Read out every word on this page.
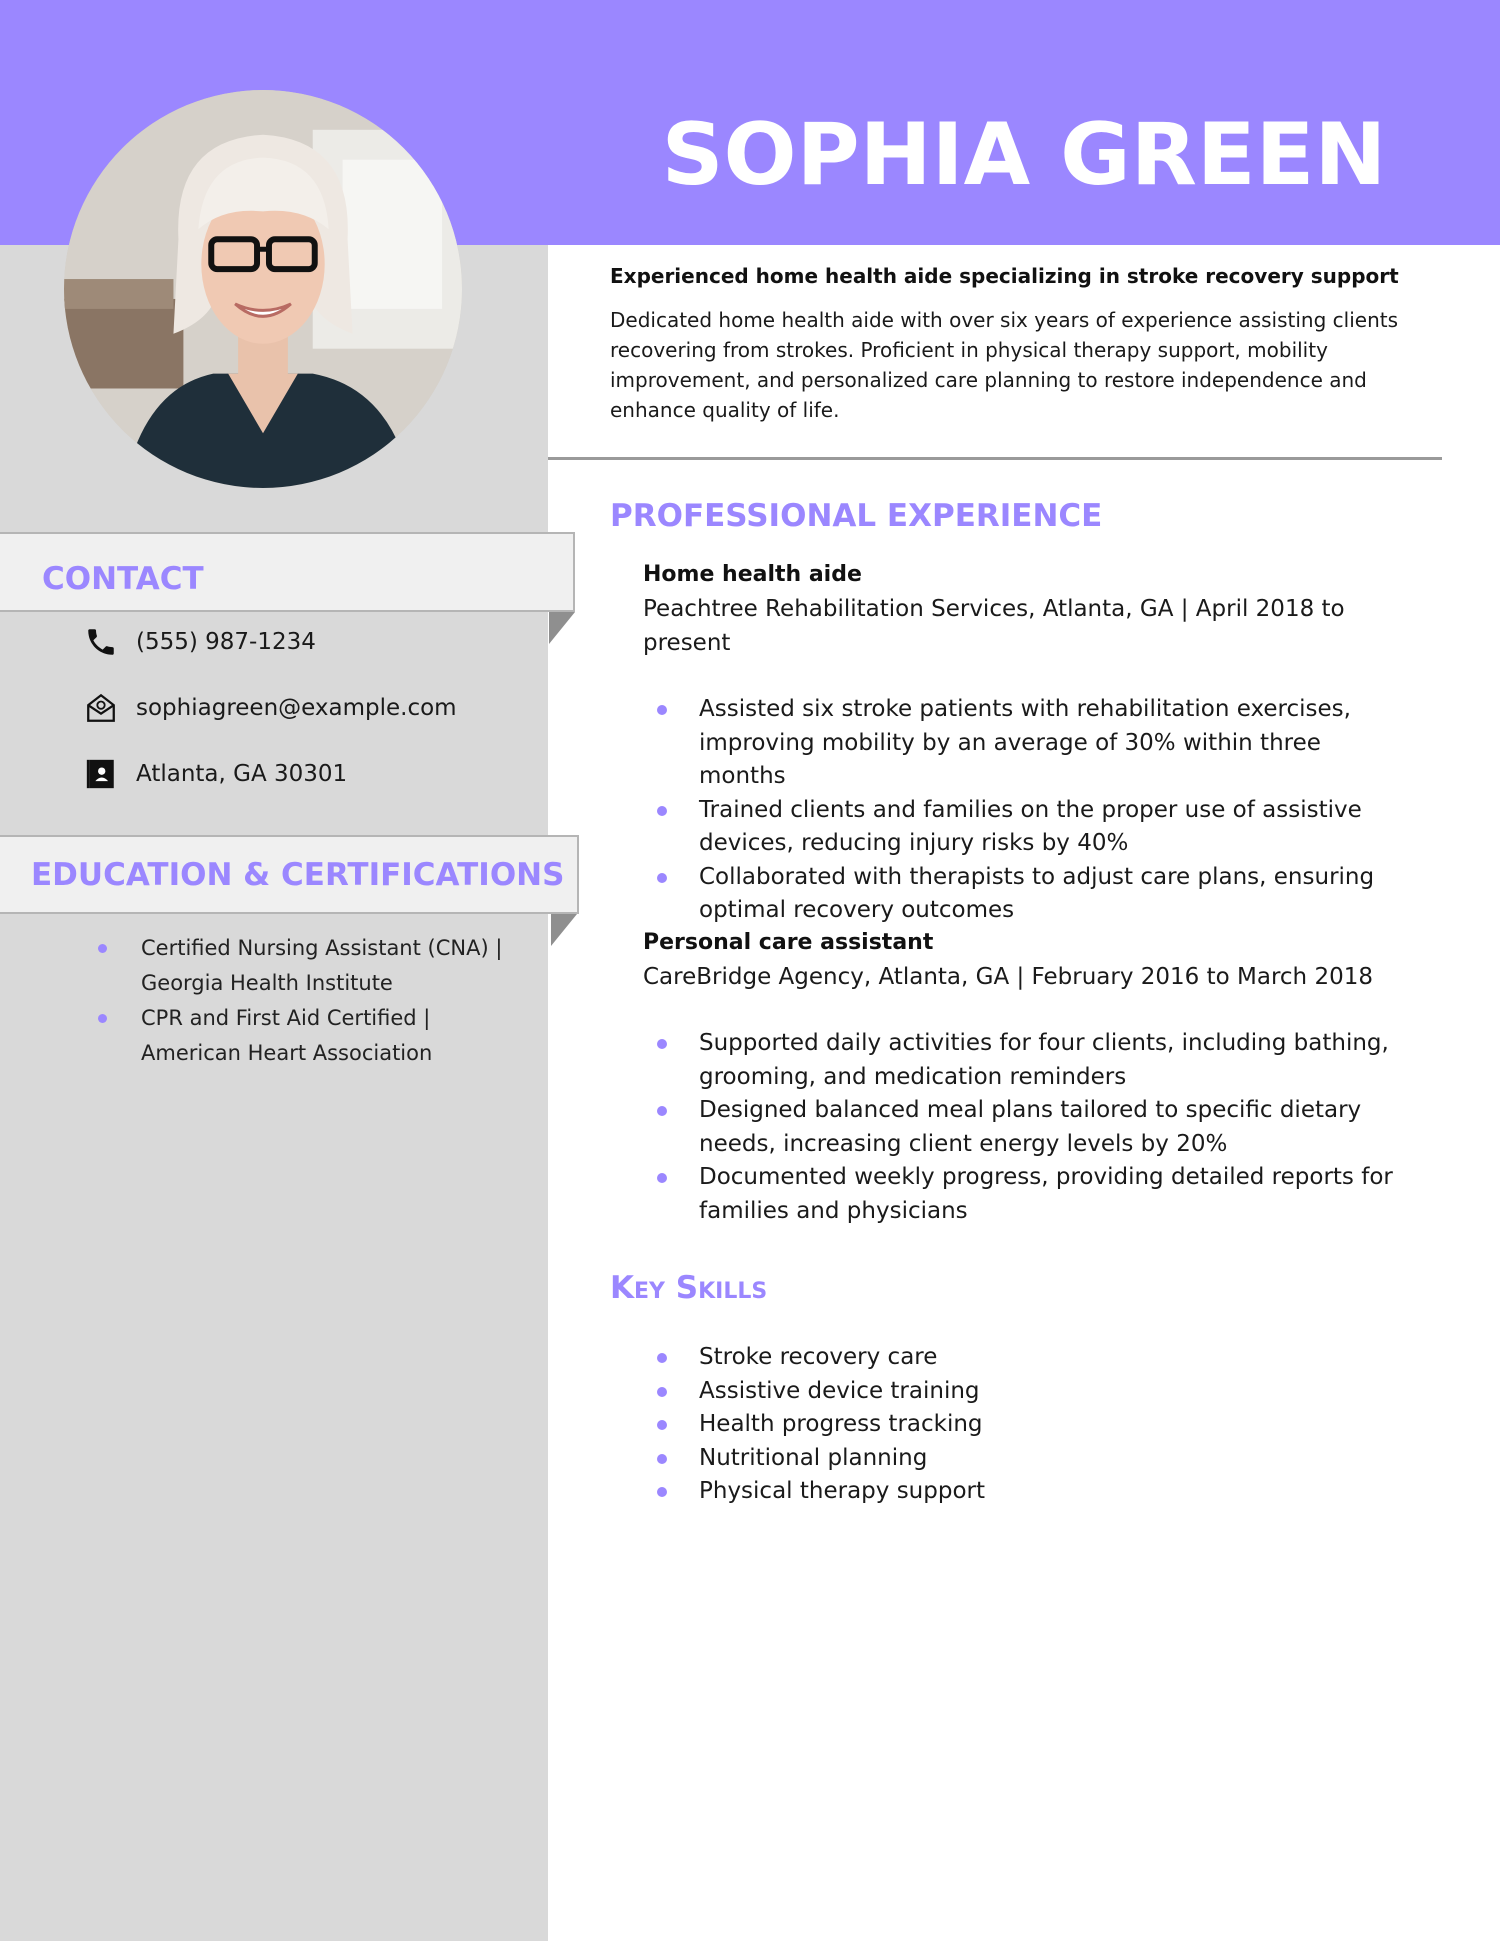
SOPHIA GREEN
Experienced home health aide specializing in stroke recovery support
Dedicated home health aide with over six years of experience assisting clients recovering from strokes. Proficient in physical therapy support, mobility improvement, and personalized care planning to restore independence and enhance quality of life.
PROFESSIONAL EXPERIENCE
Home health aide
Peachtree Rehabilitation Services, Atlanta, GA | April 2018 to present
Assisted six stroke patients with rehabilitation exercises, improving mobility by an average of 30% within three months
Trained clients and families on the proper use of assistive devices, reducing injury risks by 40%
Collaborated with therapists to adjust care plans, ensuring optimal recovery outcomes
Personal care assistant
CareBridge Agency, Atlanta, GA | February 2016 to March 2018
Supported daily activities for four clients, including bathing, grooming, and medication reminders
Designed balanced meal plans tailored to specific dietary needs, increasing client energy levels by 20%
Documented weekly progress, providing detailed reports for families and physicians
Key Skills
Stroke recovery care
Assistive device training
Health progress tracking
Nutritional planning
Physical therapy support
CONTACT
(555) 987-1234
sophiagreen@example.com
Atlanta, GA 30301
EDUCATION & CERTIFICATIONS
Certified Nursing Assistant (CNA) | Georgia Health Institute
CPR and First Aid Certified | American Heart Association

== What needs to be done ==
The listing is to be repeated word for word, with all pictures omitted.

== Response for this exercise ==
Read out every word on this page.
SOPHIA GREEN
Experienced home health aide specializing in stroke recovery support
Dedicated home health aide with over six years of experience assisting clients recovering from strokes. Proficient in physical therapy support, mobility improvement, and personalized care planning to restore independence and enhance quality of life.
PROFESSIONAL EXPERIENCE
Home health aide
Peachtree Rehabilitation Services, Atlanta, GA | April 2018 to present
Assisted six stroke patients with rehabilitation exercises, improving mobility by an average of 30% within three months
Trained clients and families on the proper use of assistive devices, reducing injury risks by 40%
Collaborated with therapists to adjust care plans, ensuring optimal recovery outcomes
Personal care assistant
CareBridge Agency, Atlanta, GA | February 2016 to March 2018
Supported daily activities for four clients, including bathing, grooming, and medication reminders
Designed balanced meal plans tailored to specific dietary needs, increasing client energy levels by 20%
Documented weekly progress, providing detailed reports for families and physicians
Key Skills
Stroke recovery care
Assistive device training
Health progress tracking
Nutritional planning
Physical therapy support
CONTACT
(555) 987-1234
sophiagreen@example.com
Atlanta, GA 30301
EDUCATION & CERTIFICATIONS
Certified Nursing Assistant (CNA) | Georgia Health Institute
CPR and First Aid Certified | American Heart Association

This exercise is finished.